→ **Recorded information**

»»

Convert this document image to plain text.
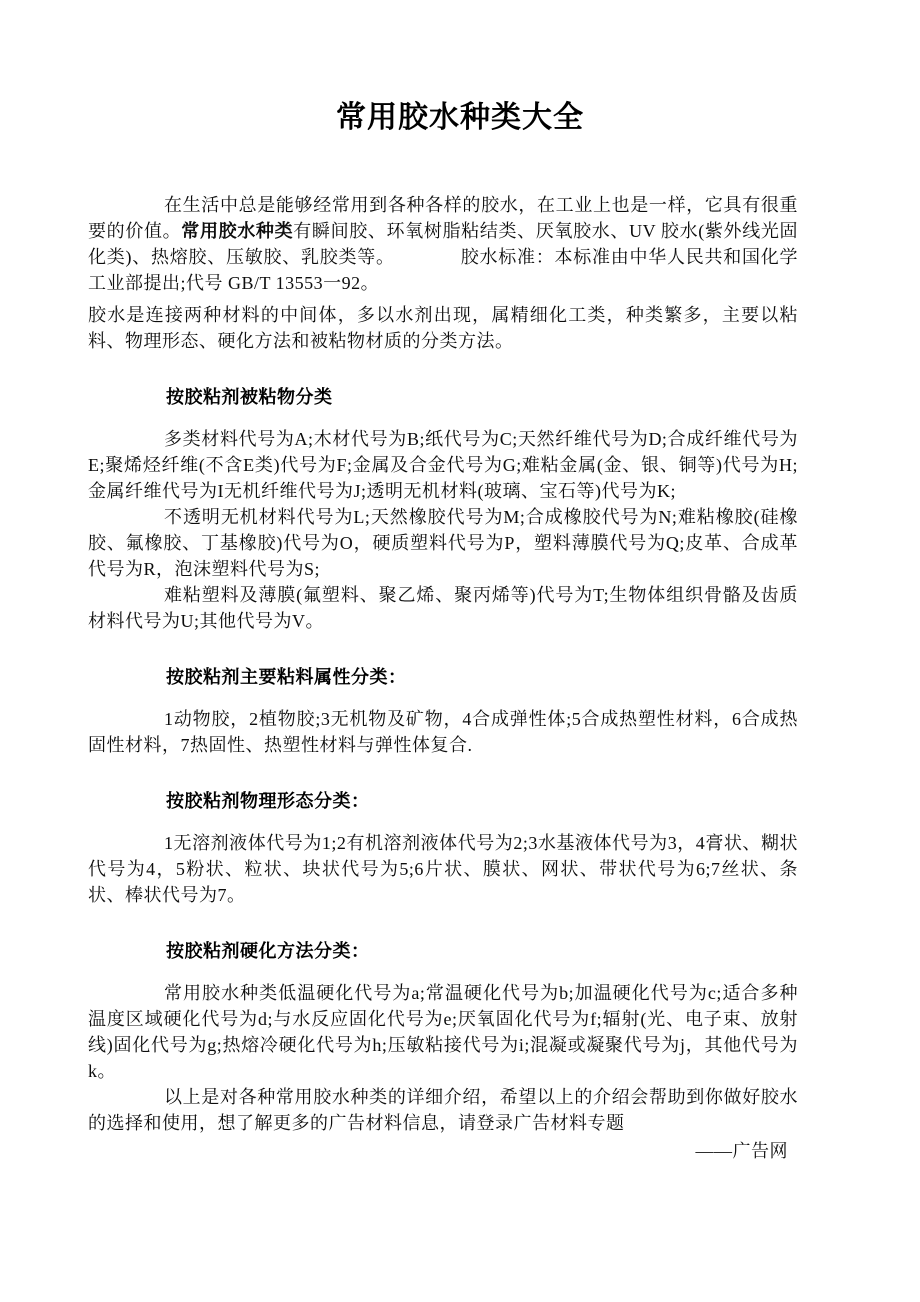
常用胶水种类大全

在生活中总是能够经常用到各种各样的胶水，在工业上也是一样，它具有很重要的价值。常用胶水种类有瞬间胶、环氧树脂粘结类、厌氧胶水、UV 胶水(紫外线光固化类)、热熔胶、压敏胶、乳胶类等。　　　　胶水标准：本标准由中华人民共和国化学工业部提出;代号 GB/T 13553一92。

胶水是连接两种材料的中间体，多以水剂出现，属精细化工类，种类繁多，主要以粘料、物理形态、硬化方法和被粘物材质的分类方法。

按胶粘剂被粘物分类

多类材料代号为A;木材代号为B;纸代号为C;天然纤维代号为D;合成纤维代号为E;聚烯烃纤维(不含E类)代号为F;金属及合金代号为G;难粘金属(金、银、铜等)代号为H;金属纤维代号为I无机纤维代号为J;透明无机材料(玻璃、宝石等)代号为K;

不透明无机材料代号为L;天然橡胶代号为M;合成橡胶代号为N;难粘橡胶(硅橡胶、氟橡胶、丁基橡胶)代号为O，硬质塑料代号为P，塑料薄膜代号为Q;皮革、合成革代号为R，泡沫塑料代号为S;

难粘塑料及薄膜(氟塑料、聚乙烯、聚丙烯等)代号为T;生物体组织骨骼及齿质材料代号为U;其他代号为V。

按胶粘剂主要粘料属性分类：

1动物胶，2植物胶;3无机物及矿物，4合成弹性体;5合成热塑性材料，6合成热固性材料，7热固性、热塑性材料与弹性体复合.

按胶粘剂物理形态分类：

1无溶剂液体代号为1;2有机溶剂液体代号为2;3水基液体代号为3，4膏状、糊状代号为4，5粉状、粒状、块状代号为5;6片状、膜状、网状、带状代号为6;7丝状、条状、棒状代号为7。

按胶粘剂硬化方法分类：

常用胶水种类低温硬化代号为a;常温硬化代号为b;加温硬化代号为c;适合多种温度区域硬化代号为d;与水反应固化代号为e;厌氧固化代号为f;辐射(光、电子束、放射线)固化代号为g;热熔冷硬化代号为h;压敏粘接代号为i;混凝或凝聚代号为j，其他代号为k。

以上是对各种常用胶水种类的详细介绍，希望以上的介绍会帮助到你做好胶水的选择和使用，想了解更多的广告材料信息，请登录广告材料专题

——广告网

««
»»

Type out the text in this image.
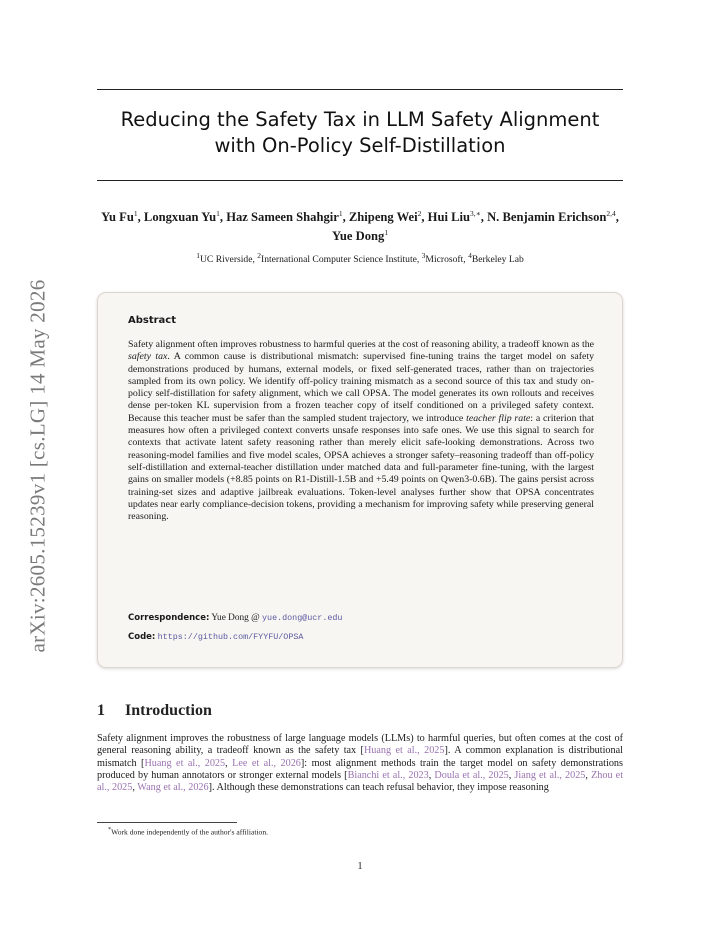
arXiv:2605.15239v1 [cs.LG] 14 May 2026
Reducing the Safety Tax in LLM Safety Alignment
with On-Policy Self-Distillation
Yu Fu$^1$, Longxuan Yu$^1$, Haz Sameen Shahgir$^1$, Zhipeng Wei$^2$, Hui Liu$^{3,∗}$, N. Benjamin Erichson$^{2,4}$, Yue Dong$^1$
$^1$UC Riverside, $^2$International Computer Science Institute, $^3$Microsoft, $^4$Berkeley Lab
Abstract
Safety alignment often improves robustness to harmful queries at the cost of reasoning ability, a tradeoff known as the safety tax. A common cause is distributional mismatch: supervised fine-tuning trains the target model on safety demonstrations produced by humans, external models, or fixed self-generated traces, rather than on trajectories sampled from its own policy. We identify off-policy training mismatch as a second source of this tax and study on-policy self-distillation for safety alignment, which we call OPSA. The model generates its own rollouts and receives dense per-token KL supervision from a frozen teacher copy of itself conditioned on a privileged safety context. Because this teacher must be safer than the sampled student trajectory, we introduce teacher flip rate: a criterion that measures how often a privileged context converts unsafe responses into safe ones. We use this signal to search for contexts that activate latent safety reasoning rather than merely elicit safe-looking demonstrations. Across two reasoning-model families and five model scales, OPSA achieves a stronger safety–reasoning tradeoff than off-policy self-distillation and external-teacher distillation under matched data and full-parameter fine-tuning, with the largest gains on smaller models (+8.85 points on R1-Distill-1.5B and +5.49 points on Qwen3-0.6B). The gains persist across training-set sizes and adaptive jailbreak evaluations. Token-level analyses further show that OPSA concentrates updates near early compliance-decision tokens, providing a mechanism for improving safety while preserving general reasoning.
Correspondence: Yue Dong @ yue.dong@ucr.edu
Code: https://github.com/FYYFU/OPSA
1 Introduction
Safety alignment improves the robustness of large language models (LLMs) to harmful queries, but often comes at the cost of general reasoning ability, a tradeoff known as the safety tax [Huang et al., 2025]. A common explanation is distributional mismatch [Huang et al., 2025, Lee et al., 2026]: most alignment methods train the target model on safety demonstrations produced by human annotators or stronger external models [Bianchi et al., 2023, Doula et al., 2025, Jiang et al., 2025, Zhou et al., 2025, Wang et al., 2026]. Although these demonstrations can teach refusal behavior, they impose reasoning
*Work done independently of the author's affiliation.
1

««

→ **Short problem**
Search the material above for "Dong". Pull out each line where it shows up.

→ **Task solution**
Yu Fu$^1$, Longxuan Yu$^1$, Haz Sameen Shahgir$^1$, Zhipeng Wei$^2$, Hui Liu$^{3,∗}$, N. Benjamin Erichson$^{2,4}$, Yue Dong$^1$
Correspondence: Yue Dong @ yue.dong@ucr.edu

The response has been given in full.